Dataset excerpts
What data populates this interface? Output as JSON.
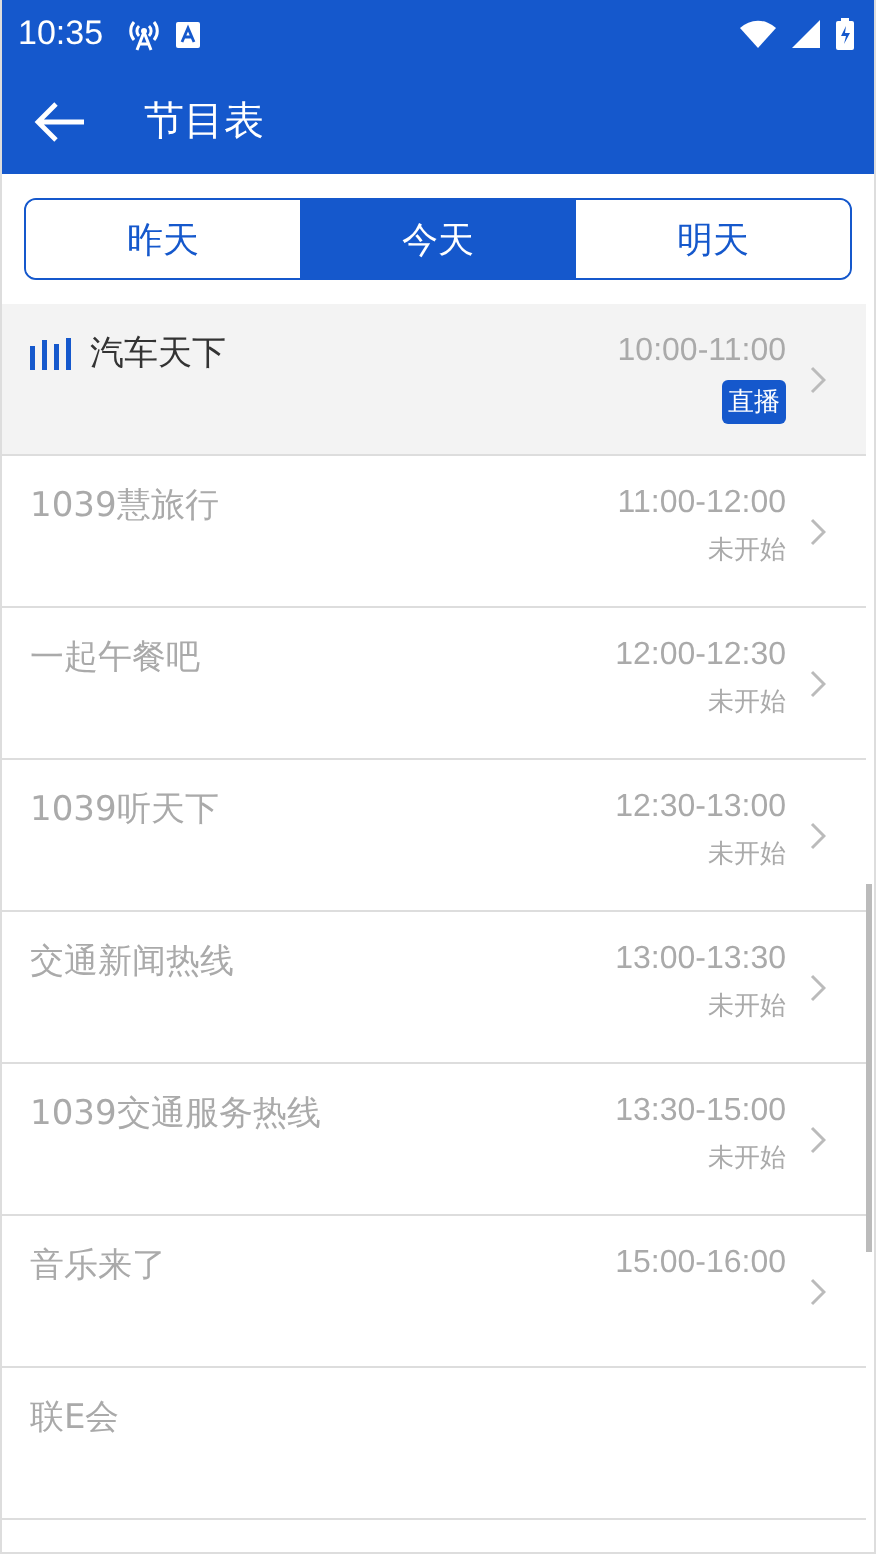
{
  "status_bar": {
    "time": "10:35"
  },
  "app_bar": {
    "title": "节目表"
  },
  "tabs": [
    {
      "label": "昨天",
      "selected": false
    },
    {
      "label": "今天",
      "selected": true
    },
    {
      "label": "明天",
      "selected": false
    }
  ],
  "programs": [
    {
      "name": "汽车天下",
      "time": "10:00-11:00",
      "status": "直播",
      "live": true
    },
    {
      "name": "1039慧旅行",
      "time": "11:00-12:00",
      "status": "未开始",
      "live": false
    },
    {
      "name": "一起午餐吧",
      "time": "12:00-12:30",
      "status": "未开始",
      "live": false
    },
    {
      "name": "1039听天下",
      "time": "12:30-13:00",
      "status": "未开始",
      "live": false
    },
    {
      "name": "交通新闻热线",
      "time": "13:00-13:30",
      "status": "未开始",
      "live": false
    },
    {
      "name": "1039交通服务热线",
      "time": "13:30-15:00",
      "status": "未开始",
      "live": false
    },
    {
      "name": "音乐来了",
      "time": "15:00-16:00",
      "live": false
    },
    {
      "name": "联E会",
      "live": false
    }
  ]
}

SHORT TASK. Select and copy every line of the listing with the word "time".

EXERCISE OUTPUT.
    "time": "10:35"
      "time": "10:00-11:00",
      "time": "11:00-12:00",
      "time": "12:00-12:30",
      "time": "12:30-13:00",
      "time": "13:00-13:30",
      "time": "13:30-15:00",
      "time": "15:00-16:00",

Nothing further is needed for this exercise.